## begin Data supplied
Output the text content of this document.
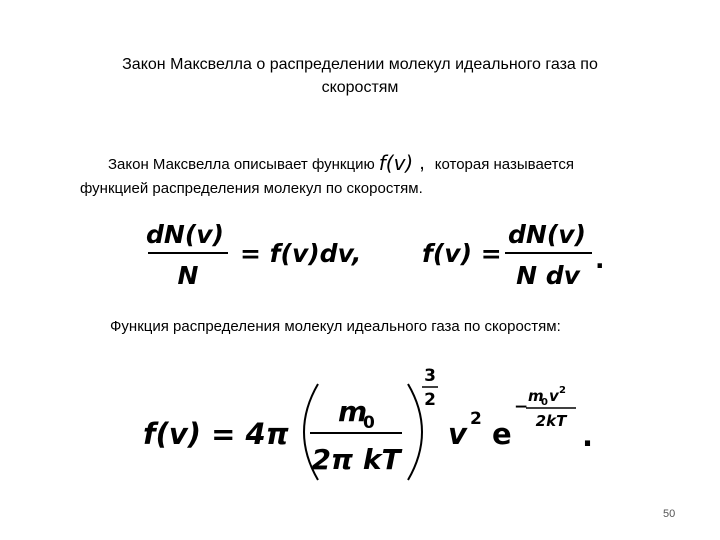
Закон Максвелла о распределении молекул идеального газа по
скоростям
Закон Максвелла описывает функцию f(v) , которая называется
функцией распределения молекул по скоростям.
dN(v)
N
= f(v)dv, f(v) =
dN(v)
N dv
.
f(v) = 4π
m
0
2π kT
3
2
v 2 e
−
m
0 v 2
2kT .
Функция распределения молекул идеального газа по скоростям:
50
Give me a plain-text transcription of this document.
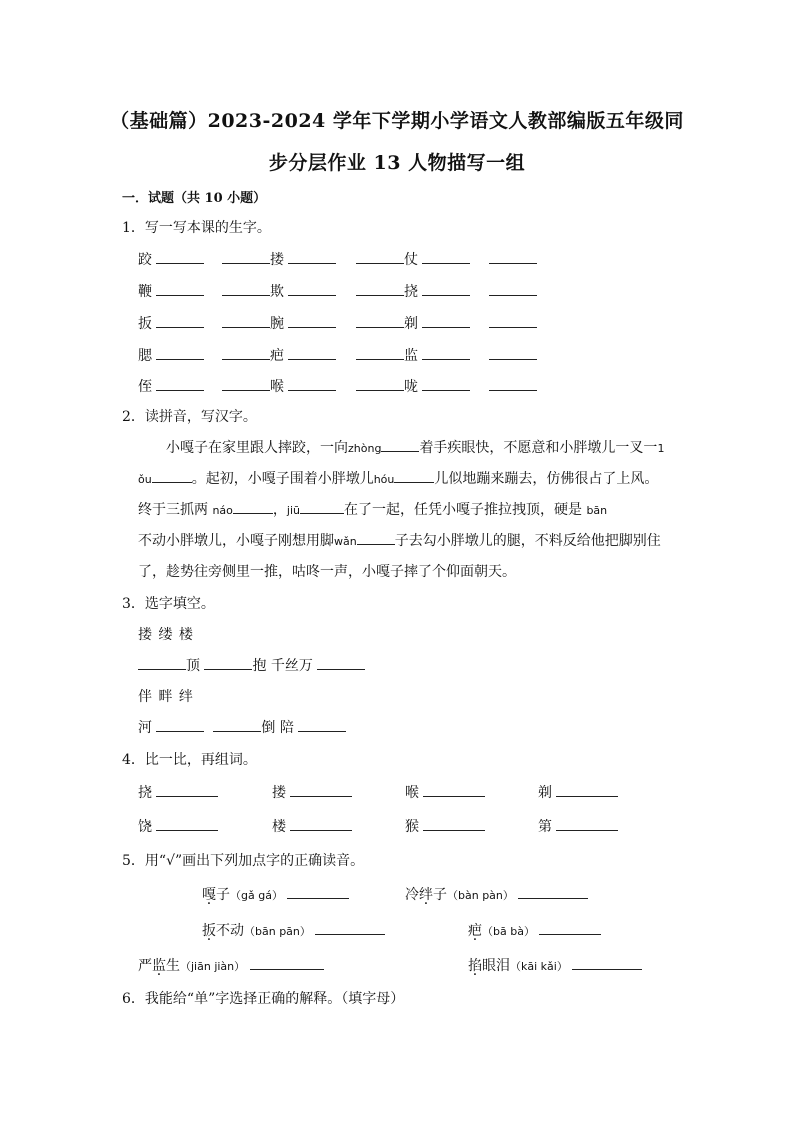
（基础篇）2023-2024 学年下学期小学语文人教部编版五年级同
步分层作业 13 人物描写一组
一．试题（共 10 小题）
1．写一写本课的生字。
跤	搂	仗
鞭	欺	挠
扳	腕	剃
腮	疤	监
侄	喉	咙
2．读拼音，写汉字。
小嘎子在家里跟人摔跤，一向zhòng	着手疾眼快，不愿意和小胖墩儿一叉一1
ǒu	。起初，小嘎子围着小胖墩儿hóu	儿似地蹦来蹦去，仿佛很占了上风。
终于三抓两 náo	，jiū	在了一起，任凭小嘎子推拉拽顶，硬是 bān
不动小胖墩儿，小嘎子刚想用脚wǎn	子去勾小胖墩儿的腿，不料反给他把脚别住
了，趁势往旁侧里一推，咕咚一声，小嘎子摔了个仰面朝天。
3．选字填空。
搂 缕 楼
顶	抱 千丝万
伴 畔 绊
河	倒 陪
4．比一比，再组词。
挠	搂	喉	剃
饶	楼	猴	第
5．用“√”画出下列加点字的正确读音。
嘎子（gǎ gá）	冷绊子（bàn pàn）
扳不动（bān pān）	疤（bā bà）
严监生（jiān jiàn）	掐眼泪（kāi kǎi）
6．我能给“单”字选择正确的解释。（填字母）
## end Data supplied
§ **Work to complete**: Return all of the entries word for word, but omit the pictures.

§ **Response to this task**:
Output the text content of this document.
Закон Максвелла о распределении молекул идеального газа по
скоростям
Закон Максвелла описывает функцию f(v) , которая называется
функцией распределения молекул по скоростям.
dN(v)
N
= f(v)dv, f(v) =
dN(v)
N dv
.
f(v) = 4π
m
0
2π kT
3
2
v 2 e
−
m
0 v 2
2kT .
Функция распределения молекул идеального газа по скоростям:
50
Give me a plain-text transcription of this document.
（基础篇）2023-2024 学年下学期小学语文人教部编版五年级同
步分层作业 13 人物描写一组
一．试题（共 10 小题）
1．写一写本课的生字。
跤	搂	仗
鞭	欺	挠
扳	腕	剃
腮	疤	监
侄	喉	咙
2．读拼音，写汉字。
小嘎子在家里跟人摔跤，一向zhòng	着手疾眼快，不愿意和小胖墩儿一叉一1
ǒu	。起初，小嘎子围着小胖墩儿hóu	儿似地蹦来蹦去，仿佛很占了上风。
终于三抓两 náo	，jiū	在了一起，任凭小嘎子推拉拽顶，硬是 bān
不动小胖墩儿，小嘎子刚想用脚wǎn	子去勾小胖墩儿的腿，不料反给他把脚别住
了，趁势往旁侧里一推，咕咚一声，小嘎子摔了个仰面朝天。
3．选字填空。
搂 缕 楼
顶	抱 千丝万
伴 畔 绊
河	倒 陪
4．比一比，再组词。
挠	搂	喉	剃
饶	楼	猴	第
5．用“√”画出下列加点字的正确读音。
嘎子（gǎ gá）	冷绊子（bàn pàn）
扳不动（bān pān）	疤（bā bà）
严监生（jiān jiàn）	掐眼泪（kāi kǎi）
6．我能给“单”字选择正确的解释。（填字母）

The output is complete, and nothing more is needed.